- WHAT IS REQUIRED: Drop all images and give the records again exactly.

Saved entries
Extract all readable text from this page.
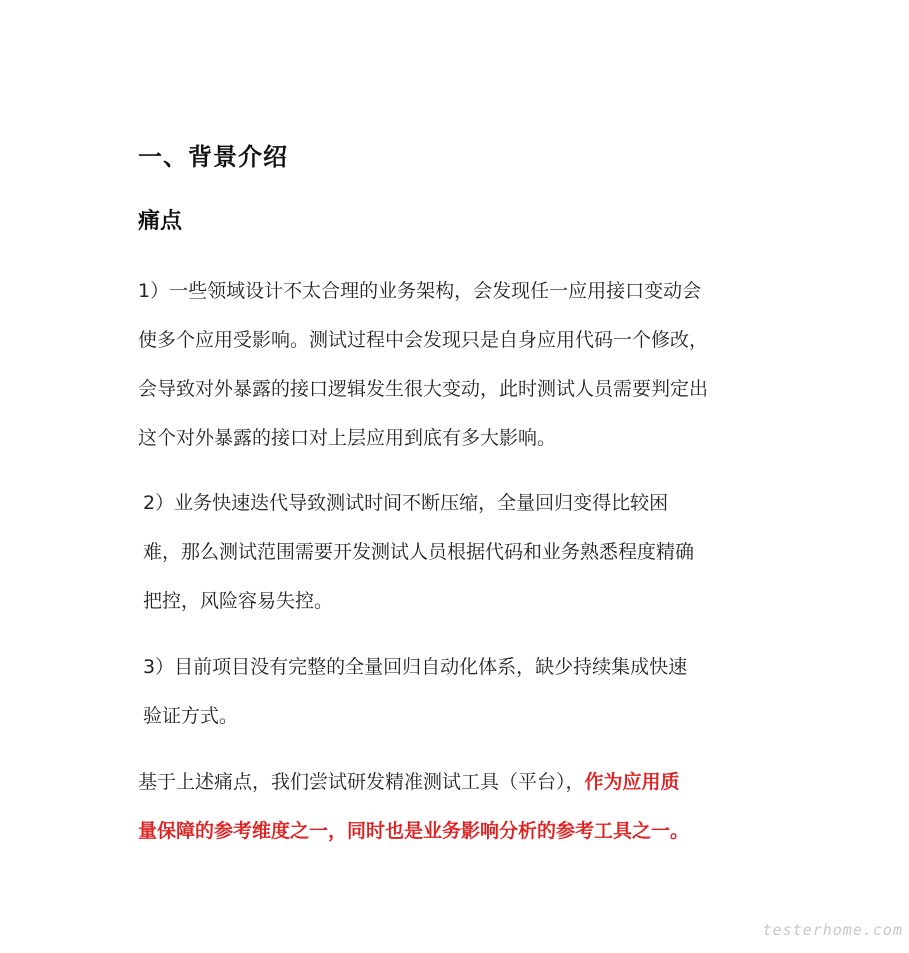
一、背景介绍
痛点
1）一些领域设计不太合理的业务架构，会发现任一应用接口变动会
使多个应用受影响。测试过程中会发现只是自身应用代码一个修改，
会导致对外暴露的接口逻辑发生很大变动，此时测试人员需要判定出
这个对外暴露的接口对上层应用到底有多大影响。
2）业务快速迭代导致测试时间不断压缩，全量回归变得比较困
难，那么测试范围需要开发测试人员根据代码和业务熟悉程度精确
把控，风险容易失控。
3）目前项目没有完整的全量回归自动化体系，缺少持续集成快速
验证方式。
基于上述痛点，我们尝试研发精准测试工具（平台），作为应用质
量保障的参考维度之一，同时也是业务影响分析的参考工具之一。
testerhome.com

- SOLUTION FOR THIS PROBLEM:
Extract all readable text from this page.
一、背景介绍
痛点
1）一些领域设计不太合理的业务架构，会发现任一应用接口变动会
使多个应用受影响。测试过程中会发现只是自身应用代码一个修改，
会导致对外暴露的接口逻辑发生很大变动，此时测试人员需要判定出
这个对外暴露的接口对上层应用到底有多大影响。
2）业务快速迭代导致测试时间不断压缩，全量回归变得比较困
难，那么测试范围需要开发测试人员根据代码和业务熟悉程度精确
把控，风险容易失控。
3）目前项目没有完整的全量回归自动化体系，缺少持续集成快速
验证方式。
基于上述痛点，我们尝试研发精准测试工具（平台），作为应用质
量保障的参考维度之一，同时也是业务影响分析的参考工具之一。
testerhome.com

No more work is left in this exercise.